#### What you should do:
Tally up the lines carrying the string "клина" and respond with only the resulting number.

#### Supplied records:
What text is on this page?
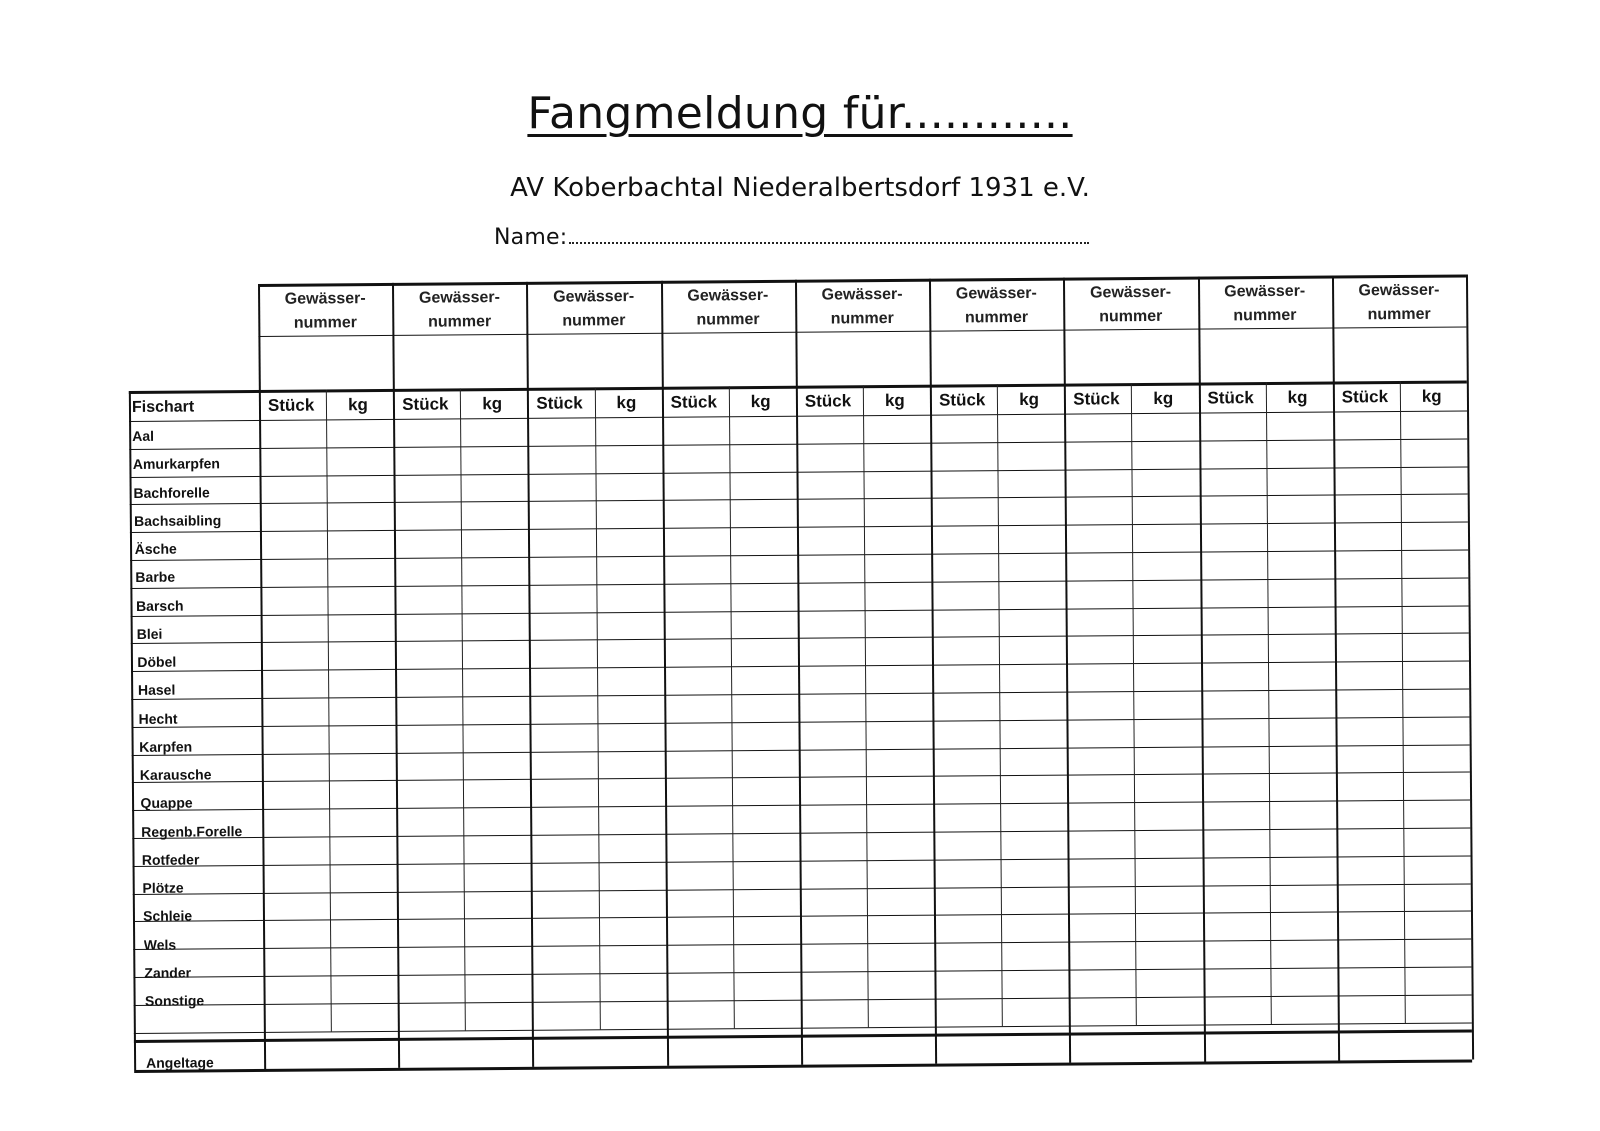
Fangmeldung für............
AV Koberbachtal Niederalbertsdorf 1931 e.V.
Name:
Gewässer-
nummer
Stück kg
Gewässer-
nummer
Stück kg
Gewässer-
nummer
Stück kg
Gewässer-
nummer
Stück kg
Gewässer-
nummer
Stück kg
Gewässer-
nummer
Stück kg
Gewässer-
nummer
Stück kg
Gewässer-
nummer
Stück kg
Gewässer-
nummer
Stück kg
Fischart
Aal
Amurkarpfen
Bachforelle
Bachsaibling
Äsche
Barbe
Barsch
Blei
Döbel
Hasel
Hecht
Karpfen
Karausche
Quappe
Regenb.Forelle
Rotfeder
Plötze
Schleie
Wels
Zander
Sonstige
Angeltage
==
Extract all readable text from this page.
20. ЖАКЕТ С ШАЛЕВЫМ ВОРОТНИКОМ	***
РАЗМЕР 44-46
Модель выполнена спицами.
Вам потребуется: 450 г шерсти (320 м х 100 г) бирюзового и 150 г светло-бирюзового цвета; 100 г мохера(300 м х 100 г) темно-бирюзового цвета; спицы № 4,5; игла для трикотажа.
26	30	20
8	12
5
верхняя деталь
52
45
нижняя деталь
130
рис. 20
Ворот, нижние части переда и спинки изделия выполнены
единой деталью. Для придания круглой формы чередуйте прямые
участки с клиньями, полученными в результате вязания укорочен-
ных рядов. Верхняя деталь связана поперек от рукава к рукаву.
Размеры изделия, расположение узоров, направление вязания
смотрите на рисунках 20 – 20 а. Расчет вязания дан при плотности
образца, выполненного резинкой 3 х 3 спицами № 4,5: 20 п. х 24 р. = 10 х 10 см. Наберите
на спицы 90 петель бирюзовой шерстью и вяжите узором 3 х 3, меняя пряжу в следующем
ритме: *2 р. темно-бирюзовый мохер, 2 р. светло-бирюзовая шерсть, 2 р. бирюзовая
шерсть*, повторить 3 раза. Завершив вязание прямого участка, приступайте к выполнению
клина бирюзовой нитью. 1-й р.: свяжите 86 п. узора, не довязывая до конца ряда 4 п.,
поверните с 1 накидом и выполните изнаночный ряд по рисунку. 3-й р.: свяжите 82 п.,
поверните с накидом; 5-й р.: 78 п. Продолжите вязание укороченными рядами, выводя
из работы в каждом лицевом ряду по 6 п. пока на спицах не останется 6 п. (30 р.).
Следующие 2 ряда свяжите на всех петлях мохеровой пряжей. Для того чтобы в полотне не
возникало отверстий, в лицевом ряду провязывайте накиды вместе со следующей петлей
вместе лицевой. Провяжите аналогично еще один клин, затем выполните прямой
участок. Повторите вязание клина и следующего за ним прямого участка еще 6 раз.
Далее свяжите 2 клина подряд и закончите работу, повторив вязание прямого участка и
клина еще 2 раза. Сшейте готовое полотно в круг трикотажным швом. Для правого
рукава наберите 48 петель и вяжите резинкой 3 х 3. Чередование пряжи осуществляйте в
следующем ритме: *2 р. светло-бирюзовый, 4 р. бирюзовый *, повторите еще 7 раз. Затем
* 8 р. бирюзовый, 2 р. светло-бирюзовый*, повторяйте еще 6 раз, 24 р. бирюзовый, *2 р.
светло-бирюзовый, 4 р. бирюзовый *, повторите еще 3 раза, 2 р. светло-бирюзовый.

#### The completed task:
4